— START —

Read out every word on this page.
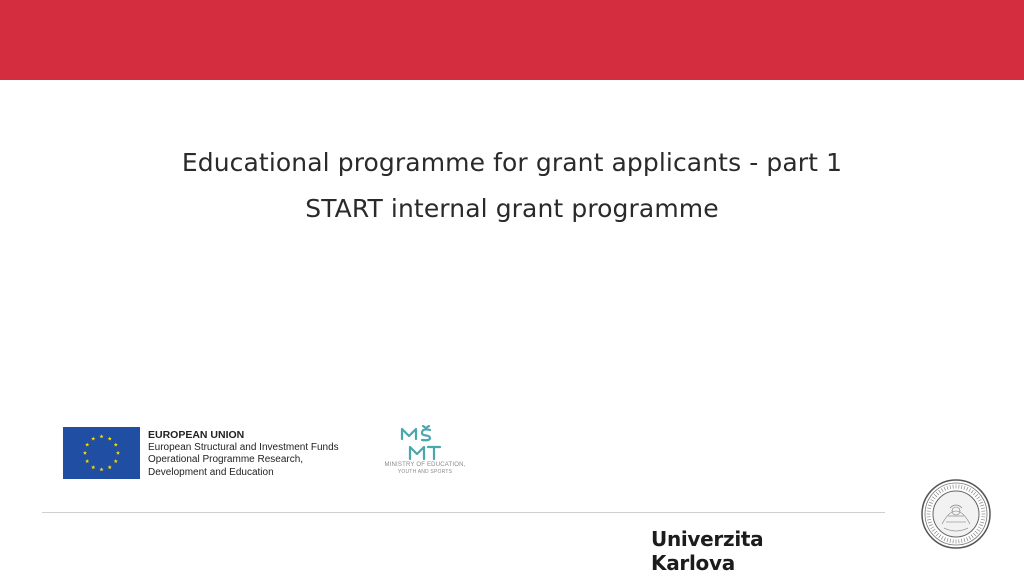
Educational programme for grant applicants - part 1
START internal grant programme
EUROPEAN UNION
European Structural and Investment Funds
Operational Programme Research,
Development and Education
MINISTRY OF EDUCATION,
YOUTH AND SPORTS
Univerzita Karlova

— END —
— START —

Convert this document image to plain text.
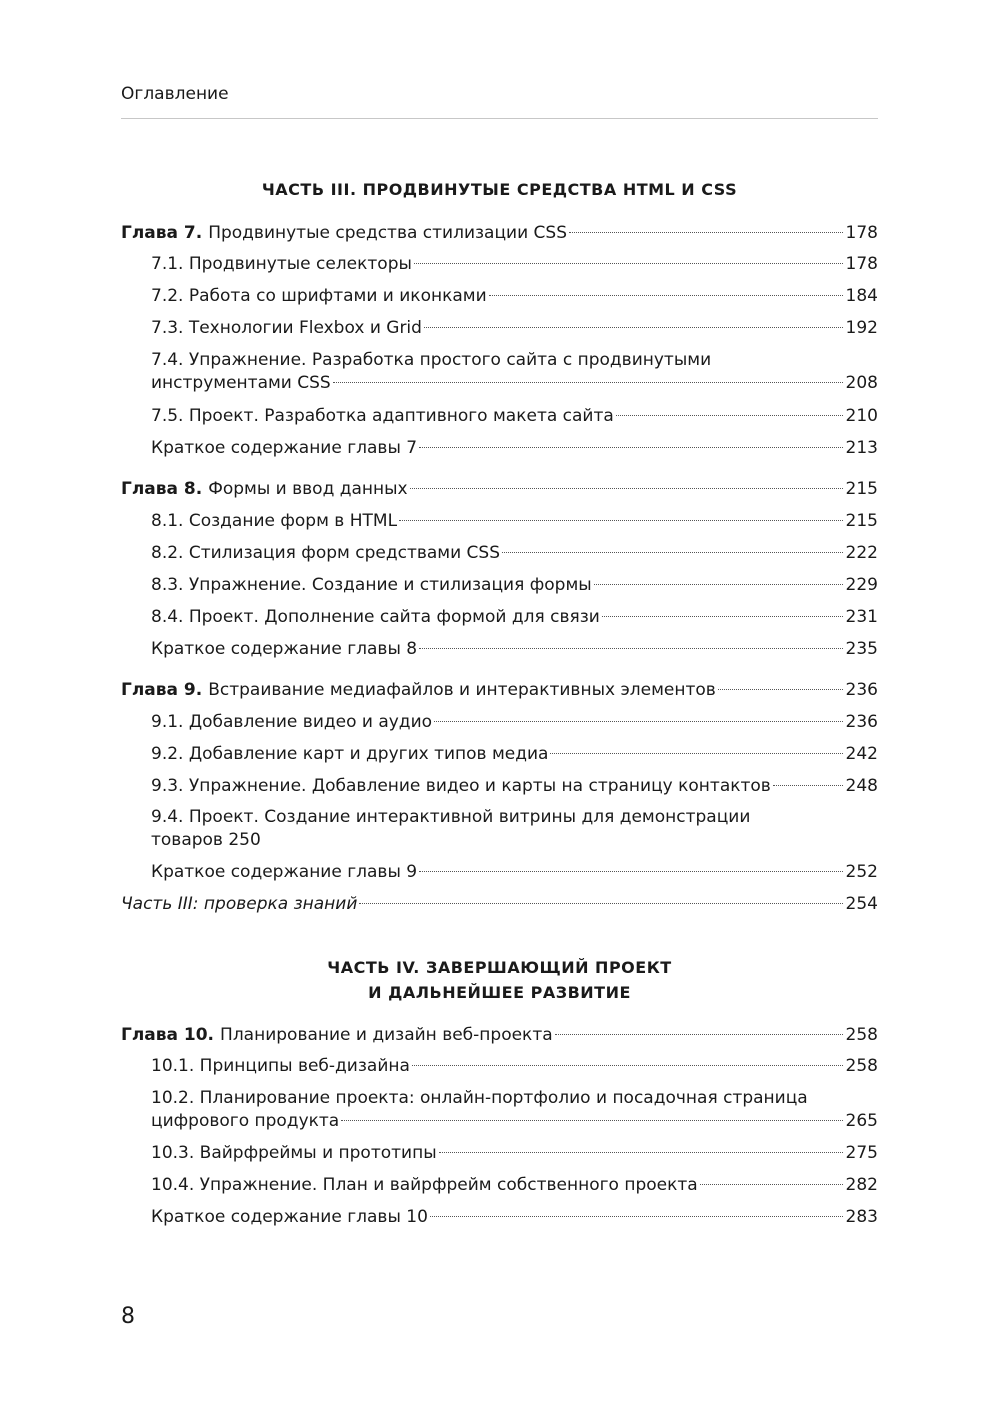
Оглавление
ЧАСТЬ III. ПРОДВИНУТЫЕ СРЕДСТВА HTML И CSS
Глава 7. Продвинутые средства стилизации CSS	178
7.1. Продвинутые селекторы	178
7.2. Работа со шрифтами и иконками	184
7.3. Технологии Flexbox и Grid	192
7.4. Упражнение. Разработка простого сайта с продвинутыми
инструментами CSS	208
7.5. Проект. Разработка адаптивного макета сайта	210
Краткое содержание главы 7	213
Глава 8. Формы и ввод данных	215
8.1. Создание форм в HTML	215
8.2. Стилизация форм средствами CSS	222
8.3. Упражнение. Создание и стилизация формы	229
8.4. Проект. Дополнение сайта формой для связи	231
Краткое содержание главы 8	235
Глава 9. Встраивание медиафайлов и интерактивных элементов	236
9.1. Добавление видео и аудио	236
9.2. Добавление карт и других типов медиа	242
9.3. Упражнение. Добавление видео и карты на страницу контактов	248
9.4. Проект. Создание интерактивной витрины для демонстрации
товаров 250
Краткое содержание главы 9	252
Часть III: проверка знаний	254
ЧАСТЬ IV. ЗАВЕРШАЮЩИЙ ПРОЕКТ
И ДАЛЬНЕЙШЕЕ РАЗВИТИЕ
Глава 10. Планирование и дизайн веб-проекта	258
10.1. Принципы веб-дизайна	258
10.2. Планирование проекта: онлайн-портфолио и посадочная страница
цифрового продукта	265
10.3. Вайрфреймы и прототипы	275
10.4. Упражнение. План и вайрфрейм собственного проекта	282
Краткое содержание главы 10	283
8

— END —

§ Problem statement
Copy whichever lines in the listing above contain the word "сайта".

§ Result for this task
7.4. Упражнение. Разработка простого сайта с продвинутыми
7.5. Проект. Разработка адаптивного макета сайта	210
8.4. Проект. Дополнение сайта формой для связи	231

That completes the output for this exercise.